> _Aim_:
List, from the lines below, each one with "المسلمين" in it.

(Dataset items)

####

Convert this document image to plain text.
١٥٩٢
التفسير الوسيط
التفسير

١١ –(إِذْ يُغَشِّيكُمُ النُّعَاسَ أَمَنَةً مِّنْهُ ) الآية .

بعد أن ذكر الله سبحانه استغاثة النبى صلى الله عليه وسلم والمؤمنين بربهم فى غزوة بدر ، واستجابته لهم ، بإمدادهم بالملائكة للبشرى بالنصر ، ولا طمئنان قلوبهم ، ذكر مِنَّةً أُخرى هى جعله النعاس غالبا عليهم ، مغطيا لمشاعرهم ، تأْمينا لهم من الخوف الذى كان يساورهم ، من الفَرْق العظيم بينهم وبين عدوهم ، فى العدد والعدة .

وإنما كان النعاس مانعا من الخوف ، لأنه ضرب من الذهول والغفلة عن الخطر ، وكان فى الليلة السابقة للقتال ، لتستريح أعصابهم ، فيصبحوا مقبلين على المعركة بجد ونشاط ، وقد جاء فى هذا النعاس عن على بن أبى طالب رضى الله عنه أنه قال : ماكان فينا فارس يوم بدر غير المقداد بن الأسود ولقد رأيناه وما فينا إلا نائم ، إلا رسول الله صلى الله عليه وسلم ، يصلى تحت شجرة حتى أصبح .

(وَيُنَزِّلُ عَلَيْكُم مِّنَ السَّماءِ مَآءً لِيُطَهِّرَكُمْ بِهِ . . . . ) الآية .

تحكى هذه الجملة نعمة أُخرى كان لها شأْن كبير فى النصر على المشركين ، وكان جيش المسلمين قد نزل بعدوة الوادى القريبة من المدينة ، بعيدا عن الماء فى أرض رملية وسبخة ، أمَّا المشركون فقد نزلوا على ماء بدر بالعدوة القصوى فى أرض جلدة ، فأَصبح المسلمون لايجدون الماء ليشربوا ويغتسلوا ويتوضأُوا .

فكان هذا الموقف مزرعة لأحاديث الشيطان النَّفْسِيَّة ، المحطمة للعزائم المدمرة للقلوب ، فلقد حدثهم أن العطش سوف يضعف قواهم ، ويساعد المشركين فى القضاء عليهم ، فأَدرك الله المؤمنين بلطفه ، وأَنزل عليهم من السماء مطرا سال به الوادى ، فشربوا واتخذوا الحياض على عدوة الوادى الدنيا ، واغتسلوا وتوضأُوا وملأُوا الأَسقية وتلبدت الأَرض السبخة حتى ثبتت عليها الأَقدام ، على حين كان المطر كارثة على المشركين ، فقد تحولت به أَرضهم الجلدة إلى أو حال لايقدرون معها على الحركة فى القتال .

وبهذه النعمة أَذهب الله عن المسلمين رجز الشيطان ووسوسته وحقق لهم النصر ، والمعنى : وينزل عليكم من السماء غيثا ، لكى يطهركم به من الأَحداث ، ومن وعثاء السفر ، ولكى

####

> _Full output_:
تحكى هذه الجملة نعمة أُخرى كان لها شأْن كبير فى النصر على المشركين ، وكان جيش المسلمين قد نزل بعدوة الوادى القريبة من المدينة ، بعيدا عن الماء فى أرض رملية وسبخة ، أمَّا المشركون فقد نزلوا على ماء بدر بالعدوة القصوى فى أرض جلدة ، فأَصبح المسلمون لايجدون الماء ليشربوا ويغتسلوا ويتوضأُوا .
وبهذه النعمة أَذهب الله عن المسلمين رجز الشيطان ووسوسته وحقق لهم النصر ، والمعنى : وينزل عليكم من السماء غيثا ، لكى يطهركم به من الأَحداث ، ومن وعثاء السفر ، ولكى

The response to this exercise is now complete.